[Dataset records]:
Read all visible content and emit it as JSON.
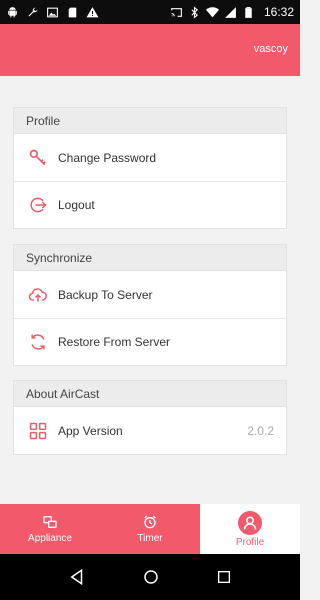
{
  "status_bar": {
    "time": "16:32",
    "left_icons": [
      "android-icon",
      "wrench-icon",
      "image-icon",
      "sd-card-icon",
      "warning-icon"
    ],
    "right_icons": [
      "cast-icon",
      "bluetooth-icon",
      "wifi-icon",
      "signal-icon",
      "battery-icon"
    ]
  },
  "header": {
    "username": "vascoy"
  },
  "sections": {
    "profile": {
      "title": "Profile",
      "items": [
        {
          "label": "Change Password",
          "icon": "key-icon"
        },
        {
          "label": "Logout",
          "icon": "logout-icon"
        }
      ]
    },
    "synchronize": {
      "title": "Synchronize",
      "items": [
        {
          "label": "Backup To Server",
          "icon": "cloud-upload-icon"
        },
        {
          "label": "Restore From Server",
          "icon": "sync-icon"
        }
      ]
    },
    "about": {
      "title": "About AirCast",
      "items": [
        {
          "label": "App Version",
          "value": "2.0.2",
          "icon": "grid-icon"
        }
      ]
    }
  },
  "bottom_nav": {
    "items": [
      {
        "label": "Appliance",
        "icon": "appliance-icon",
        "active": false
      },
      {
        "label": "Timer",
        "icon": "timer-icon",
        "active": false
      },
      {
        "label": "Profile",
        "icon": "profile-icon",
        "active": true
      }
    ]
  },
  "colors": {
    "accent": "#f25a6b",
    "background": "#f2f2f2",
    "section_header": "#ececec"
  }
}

--

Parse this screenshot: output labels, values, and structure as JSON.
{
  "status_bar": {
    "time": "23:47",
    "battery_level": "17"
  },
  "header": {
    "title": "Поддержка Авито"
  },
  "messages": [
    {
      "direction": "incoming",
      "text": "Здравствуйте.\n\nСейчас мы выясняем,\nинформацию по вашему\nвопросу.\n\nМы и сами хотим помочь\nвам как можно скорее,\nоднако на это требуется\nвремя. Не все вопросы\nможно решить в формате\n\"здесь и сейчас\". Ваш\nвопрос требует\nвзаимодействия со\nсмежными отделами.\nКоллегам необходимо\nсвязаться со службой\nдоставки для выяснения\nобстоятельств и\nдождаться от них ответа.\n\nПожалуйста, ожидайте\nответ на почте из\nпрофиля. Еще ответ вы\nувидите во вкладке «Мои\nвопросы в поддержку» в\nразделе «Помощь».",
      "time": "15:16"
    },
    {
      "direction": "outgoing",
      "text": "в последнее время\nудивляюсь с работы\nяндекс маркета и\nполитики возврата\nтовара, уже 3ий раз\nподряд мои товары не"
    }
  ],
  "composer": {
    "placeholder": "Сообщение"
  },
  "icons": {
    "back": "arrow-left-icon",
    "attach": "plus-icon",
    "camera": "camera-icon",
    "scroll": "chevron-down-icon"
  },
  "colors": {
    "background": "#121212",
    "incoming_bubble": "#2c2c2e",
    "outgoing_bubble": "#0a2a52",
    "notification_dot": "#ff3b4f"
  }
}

[What the task asks]:
How many lines of the listing above include the word "text"? Reply with the number alone.

[Output below]:
2